Pick out all lines in the listing holding the string "التي" and copy them.
** start **
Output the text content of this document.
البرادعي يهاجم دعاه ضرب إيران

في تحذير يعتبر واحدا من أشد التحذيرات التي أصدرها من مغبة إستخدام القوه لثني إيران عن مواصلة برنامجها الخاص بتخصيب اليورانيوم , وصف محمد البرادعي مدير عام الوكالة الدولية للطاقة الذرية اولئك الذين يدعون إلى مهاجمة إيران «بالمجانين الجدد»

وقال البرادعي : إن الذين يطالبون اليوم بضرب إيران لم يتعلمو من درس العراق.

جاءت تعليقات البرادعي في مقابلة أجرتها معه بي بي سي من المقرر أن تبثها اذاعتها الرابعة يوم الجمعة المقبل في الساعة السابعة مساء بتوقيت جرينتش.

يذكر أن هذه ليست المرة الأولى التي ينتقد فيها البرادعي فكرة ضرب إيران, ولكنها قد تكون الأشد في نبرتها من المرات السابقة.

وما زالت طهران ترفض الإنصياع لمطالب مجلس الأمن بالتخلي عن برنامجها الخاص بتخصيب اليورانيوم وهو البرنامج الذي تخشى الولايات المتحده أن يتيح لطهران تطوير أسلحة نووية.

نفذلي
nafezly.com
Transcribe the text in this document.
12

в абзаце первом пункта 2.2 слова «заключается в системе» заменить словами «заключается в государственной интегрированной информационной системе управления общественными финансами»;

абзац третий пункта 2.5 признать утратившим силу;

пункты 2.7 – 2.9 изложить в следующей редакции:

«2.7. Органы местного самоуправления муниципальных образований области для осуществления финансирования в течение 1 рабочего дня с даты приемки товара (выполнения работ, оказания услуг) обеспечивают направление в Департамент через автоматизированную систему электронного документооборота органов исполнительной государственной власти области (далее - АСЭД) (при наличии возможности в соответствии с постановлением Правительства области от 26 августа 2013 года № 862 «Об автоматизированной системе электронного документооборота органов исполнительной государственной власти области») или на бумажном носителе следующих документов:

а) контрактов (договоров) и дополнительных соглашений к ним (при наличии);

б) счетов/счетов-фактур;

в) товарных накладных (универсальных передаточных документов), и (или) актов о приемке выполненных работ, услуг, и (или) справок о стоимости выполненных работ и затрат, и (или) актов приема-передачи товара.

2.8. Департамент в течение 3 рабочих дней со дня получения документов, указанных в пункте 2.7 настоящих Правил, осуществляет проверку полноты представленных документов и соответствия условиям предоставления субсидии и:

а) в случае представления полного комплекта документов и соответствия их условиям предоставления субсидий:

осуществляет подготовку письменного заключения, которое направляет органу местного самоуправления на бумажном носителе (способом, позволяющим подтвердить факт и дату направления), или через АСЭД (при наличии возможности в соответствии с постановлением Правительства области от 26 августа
** end **
### Output for this task
في تحذير يعتبر واحدا من أشد التحذيرات التي أصدرها من مغبة إستخدام القوه لثني إيران عن مواصلة برنامجها الخاص بتخصيب اليورانيوم , وصف محمد البرادعي مدير عام الوكالة الدولية للطاقة الذرية اولئك الذين يدعون إلى مهاجمة إيران «بالمجانين الجدد»
يذكر أن هذه ليست المرة الأولى التي ينتقد فيها البرادعي فكرة ضرب إيران, ولكنها قد تكون الأشد في نبرتها من المرات السابقة.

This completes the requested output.